Dataset items:
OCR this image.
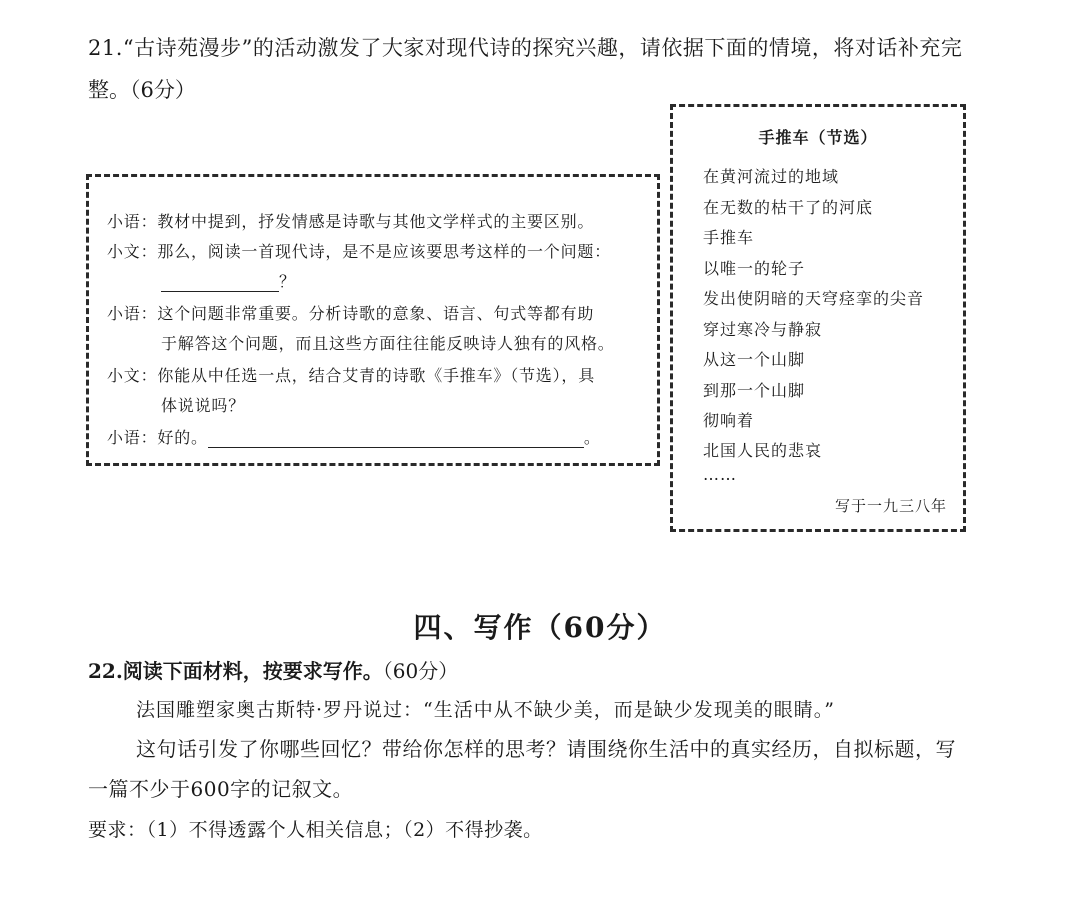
21.“古诗苑漫步”的活动激发了大家对现代诗的探究兴趣，请依据下面的情境，将对话补充完
整。（6分）
小语：教材中提到，抒发情感是诗歌与其他文学样式的主要区别。
小文：那么，阅读一首现代诗，是不是应该要思考这样的一个问题：
？
小语：这个问题非常重要。分析诗歌的意象、语言、句式等都有助
于解答这个问题，而且这些方面往往能反映诗人独有的风格。
小文：你能从中任选一点，结合艾青的诗歌《手推车》（节选），具
体说说吗？
小语：好的。	。
手推车（节选）
在黄河流过的地域
在无数的枯干了的河底
手推车
以唯一的轮子
发出使阴暗的天穹痉挛的尖音
穿过寒冷与静寂
从这一个山脚
到那一个山脚
彻响着
北国人民的悲哀
……
写于一九三八年
四、写作（60分）
22.阅读下面材料，按要求写作。（60分）
法国雕塑家奥古斯特·罗丹说过：“生活中从不缺少美，而是缺少发现美的眼睛。”
这句话引发了你哪些回忆？带给你怎样的思考？请围绕你生活中的真实经历，自拟标题，写
一篇不少于600字的记叙文。
要求：（1）不得透露个人相关信息；（2）不得抄袭。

_OBJECTIVE_. Every line should be retyped exactly, with the pictures omitted.

_COMPLETED EXERCISE_.
OCR this image.
21.“古诗苑漫步”的活动激发了大家对现代诗的探究兴趣，请依据下面的情境，将对话补充完
整。（6分）
小语：教材中提到，抒发情感是诗歌与其他文学样式的主要区别。
小文：那么，阅读一首现代诗，是不是应该要思考这样的一个问题：
？
小语：这个问题非常重要。分析诗歌的意象、语言、句式等都有助
于解答这个问题，而且这些方面往往能反映诗人独有的风格。
小文：你能从中任选一点，结合艾青的诗歌《手推车》（节选），具
体说说吗？
小语：好的。	。
手推车（节选）
在黄河流过的地域
在无数的枯干了的河底
手推车
以唯一的轮子
发出使阴暗的天穹痉挛的尖音
穿过寒冷与静寂
从这一个山脚
到那一个山脚
彻响着
北国人民的悲哀
……
写于一九三八年
四、写作（60分）
22.阅读下面材料，按要求写作。（60分）
法国雕塑家奥古斯特·罗丹说过：“生活中从不缺少美，而是缺少发现美的眼睛。”
这句话引发了你哪些回忆？带给你怎样的思考？请围绕你生活中的真实经历，自拟标题，写
一篇不少于600字的记叙文。
要求：（1）不得透露个人相关信息；（2）不得抄袭。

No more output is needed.